> [YOUR OBJECTIVE]: Each record below should appear again exactly as written.

/---

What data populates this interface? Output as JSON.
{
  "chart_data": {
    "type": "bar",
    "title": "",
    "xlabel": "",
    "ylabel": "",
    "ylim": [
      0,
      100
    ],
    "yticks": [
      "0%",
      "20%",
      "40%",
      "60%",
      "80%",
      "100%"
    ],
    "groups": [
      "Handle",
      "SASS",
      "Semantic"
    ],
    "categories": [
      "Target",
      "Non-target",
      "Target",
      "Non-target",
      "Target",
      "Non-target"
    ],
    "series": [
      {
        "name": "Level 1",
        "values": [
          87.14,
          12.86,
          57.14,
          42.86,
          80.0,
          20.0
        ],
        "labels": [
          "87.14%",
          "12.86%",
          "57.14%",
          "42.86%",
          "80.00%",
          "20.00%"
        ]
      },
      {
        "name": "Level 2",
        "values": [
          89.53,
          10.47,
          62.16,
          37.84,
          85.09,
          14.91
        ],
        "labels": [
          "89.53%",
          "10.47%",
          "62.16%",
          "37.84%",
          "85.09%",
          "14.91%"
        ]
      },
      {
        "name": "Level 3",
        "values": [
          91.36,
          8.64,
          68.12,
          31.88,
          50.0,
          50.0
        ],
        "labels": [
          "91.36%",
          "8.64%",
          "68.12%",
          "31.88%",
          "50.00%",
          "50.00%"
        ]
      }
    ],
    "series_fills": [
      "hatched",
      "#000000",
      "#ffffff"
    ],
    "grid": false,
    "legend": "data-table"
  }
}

\---

> [REPLY TO THE EXERCISE]:
What data populates this interface? Output as JSON.
{
  "chart_data": {
    "type": "bar",
    "title": "",
    "xlabel": "",
    "ylabel": "",
    "ylim": [
      0,
      100
    ],
    "yticks": [
      "0%",
      "20%",
      "40%",
      "60%",
      "80%",
      "100%"
    ],
    "groups": [
      "Handle",
      "SASS",
      "Semantic"
    ],
    "categories": [
      "Target",
      "Non-target",
      "Target",
      "Non-target",
      "Target",
      "Non-target"
    ],
    "series": [
      {
        "name": "Level 1",
        "values": [
          87.14,
          12.86,
          57.14,
          42.86,
          80.0,
          20.0
        ],
        "labels": [
          "87.14%",
          "12.86%",
          "57.14%",
          "42.86%",
          "80.00%",
          "20.00%"
        ]
      },
      {
        "name": "Level 2",
        "values": [
          89.53,
          10.47,
          62.16,
          37.84,
          85.09,
          14.91
        ],
        "labels": [
          "89.53%",
          "10.47%",
          "62.16%",
          "37.84%",
          "85.09%",
          "14.91%"
        ]
      },
      {
        "name": "Level 3",
        "values": [
          91.36,
          8.64,
          68.12,
          31.88,
          50.0,
          50.0
        ],
        "labels": [
          "91.36%",
          "8.64%",
          "68.12%",
          "31.88%",
          "50.00%",
          "50.00%"
        ]
      }
    ],
    "series_fills": [
      "hatched",
      "#000000",
      "#ffffff"
    ],
    "grid": false,
    "legend": "data-table"
  }
}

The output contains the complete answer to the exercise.